### DATASET RECORDS

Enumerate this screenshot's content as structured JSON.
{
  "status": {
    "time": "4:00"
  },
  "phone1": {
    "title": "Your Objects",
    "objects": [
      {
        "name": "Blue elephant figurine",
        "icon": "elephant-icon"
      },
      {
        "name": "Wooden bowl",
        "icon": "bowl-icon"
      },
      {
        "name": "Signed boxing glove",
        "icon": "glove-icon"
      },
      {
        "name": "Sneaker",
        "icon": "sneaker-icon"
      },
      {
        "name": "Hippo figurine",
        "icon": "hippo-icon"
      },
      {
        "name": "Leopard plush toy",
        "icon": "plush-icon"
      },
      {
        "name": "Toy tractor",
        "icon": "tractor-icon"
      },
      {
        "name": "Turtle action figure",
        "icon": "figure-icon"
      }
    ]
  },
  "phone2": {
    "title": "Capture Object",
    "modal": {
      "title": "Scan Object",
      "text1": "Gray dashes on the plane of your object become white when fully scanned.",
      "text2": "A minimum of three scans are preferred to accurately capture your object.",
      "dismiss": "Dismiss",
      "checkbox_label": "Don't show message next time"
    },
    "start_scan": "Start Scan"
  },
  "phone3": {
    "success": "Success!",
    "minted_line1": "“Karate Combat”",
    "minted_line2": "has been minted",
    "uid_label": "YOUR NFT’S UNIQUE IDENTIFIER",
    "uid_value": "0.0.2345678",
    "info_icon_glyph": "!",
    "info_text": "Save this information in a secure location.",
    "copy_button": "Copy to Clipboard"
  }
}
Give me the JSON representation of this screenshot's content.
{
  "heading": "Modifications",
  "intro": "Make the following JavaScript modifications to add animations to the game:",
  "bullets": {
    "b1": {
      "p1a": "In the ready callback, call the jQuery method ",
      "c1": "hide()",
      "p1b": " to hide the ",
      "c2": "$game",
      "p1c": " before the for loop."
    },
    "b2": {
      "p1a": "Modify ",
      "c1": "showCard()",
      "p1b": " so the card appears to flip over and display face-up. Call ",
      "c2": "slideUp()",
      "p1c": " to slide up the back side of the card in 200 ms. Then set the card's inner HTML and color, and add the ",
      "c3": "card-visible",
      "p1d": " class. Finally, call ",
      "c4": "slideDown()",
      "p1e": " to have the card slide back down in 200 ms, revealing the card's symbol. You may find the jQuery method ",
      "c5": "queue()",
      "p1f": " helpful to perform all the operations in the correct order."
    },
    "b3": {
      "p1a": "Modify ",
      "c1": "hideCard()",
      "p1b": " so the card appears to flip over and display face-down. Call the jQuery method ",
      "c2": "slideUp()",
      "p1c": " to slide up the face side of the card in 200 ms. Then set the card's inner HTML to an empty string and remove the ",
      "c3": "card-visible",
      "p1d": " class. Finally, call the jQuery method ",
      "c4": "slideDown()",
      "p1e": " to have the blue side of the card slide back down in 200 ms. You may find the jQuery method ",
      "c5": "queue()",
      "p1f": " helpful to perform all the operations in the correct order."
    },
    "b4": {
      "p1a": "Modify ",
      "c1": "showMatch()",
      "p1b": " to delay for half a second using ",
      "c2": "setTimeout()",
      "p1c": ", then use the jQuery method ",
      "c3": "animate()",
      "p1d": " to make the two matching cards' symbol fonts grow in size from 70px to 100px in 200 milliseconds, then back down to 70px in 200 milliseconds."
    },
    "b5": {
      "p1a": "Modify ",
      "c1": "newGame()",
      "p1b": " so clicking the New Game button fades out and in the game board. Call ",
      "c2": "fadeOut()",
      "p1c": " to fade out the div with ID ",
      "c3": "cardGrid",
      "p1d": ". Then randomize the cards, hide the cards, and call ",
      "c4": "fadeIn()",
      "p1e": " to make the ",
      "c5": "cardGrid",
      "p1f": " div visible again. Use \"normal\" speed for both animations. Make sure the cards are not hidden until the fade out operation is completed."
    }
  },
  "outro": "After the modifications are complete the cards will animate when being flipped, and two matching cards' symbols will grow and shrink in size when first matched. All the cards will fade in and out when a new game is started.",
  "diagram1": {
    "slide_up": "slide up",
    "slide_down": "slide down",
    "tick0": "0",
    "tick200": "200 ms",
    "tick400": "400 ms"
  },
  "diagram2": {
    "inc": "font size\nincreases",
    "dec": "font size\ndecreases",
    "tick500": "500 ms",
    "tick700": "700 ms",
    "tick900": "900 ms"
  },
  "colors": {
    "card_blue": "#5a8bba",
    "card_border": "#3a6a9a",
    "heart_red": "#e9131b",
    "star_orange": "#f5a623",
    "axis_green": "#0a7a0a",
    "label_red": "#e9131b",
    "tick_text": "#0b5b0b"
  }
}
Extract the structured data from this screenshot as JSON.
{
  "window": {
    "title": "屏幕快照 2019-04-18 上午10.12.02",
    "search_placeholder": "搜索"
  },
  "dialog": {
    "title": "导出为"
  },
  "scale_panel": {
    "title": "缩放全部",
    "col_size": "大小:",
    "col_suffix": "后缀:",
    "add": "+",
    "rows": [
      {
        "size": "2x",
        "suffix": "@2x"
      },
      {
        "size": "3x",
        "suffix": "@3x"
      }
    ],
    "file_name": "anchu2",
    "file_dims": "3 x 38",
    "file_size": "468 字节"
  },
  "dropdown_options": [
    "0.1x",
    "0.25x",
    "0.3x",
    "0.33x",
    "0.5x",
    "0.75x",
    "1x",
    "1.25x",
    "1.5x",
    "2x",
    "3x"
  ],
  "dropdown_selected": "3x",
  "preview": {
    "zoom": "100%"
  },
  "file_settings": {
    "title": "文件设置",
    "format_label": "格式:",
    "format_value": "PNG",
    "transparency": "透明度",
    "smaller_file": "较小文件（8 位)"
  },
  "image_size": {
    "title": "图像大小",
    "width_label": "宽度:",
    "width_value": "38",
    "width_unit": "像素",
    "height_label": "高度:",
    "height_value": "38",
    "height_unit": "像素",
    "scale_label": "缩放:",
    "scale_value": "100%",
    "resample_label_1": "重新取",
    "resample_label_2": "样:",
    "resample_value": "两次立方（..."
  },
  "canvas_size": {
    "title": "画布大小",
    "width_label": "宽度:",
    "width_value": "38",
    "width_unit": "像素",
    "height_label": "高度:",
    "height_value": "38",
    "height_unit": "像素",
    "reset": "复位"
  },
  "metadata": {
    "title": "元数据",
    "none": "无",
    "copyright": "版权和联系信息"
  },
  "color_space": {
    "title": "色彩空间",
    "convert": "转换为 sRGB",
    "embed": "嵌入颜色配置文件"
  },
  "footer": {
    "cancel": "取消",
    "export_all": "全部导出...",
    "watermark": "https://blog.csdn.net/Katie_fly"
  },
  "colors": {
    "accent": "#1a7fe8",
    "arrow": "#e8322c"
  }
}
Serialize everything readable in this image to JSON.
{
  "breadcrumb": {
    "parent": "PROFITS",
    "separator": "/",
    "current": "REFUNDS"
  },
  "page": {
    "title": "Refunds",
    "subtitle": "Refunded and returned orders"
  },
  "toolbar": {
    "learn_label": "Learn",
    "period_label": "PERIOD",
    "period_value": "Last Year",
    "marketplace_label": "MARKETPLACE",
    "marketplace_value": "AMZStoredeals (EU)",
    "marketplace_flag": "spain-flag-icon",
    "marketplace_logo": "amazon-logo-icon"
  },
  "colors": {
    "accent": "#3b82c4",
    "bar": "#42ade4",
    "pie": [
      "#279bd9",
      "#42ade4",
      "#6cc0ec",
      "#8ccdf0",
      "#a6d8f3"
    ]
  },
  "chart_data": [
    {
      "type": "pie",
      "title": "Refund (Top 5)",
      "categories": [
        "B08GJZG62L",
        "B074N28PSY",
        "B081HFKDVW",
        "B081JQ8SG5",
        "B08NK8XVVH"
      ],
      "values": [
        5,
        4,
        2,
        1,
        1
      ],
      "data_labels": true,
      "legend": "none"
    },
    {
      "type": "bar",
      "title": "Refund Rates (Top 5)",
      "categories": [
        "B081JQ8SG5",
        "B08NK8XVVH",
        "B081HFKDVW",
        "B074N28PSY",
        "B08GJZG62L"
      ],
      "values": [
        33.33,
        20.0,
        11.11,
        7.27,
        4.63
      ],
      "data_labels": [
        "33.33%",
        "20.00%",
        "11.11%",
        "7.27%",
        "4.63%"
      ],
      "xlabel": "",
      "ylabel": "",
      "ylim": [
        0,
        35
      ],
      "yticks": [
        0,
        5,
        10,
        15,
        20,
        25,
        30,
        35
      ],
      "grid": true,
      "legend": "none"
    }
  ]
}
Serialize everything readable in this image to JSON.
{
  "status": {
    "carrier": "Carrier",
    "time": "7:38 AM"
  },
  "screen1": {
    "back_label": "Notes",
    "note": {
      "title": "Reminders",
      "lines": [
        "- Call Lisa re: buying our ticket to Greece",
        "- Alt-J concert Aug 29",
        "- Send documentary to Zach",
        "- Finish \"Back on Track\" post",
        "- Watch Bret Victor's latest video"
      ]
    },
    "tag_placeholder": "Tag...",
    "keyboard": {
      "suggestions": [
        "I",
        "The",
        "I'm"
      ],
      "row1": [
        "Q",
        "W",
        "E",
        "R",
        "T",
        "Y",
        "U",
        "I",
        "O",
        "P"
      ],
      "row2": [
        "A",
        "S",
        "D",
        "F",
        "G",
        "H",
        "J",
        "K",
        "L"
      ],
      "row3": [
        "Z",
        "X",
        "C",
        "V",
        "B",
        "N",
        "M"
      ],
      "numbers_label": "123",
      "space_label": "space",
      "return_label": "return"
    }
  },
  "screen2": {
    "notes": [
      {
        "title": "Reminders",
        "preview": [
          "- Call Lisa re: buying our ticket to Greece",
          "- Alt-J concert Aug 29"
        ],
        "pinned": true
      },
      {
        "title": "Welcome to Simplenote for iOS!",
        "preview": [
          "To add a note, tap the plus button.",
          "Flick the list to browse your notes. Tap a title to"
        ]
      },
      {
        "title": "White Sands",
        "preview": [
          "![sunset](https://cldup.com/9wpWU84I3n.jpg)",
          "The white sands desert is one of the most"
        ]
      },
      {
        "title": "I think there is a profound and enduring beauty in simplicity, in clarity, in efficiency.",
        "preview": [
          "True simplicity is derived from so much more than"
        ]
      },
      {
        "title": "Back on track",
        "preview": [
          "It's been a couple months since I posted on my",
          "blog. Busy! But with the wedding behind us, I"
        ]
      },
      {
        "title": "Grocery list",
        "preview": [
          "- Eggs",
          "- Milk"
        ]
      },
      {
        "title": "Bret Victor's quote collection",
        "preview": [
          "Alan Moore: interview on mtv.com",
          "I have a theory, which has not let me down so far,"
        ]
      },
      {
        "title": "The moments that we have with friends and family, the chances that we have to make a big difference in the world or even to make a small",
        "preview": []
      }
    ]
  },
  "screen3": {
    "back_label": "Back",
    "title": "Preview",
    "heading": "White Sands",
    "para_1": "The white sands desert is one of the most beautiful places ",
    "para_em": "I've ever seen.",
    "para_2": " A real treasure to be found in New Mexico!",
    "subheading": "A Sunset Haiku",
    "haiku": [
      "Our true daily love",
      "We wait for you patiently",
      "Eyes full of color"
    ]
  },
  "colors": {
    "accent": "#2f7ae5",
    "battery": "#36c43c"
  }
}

######

> **TASK BRIEF**
From the listing above, collect every line that mentions the word "concert".

> **WRITTEN ANSWER**
        "- Alt-J concert Aug 29",
          "- Alt-J concert Aug 29"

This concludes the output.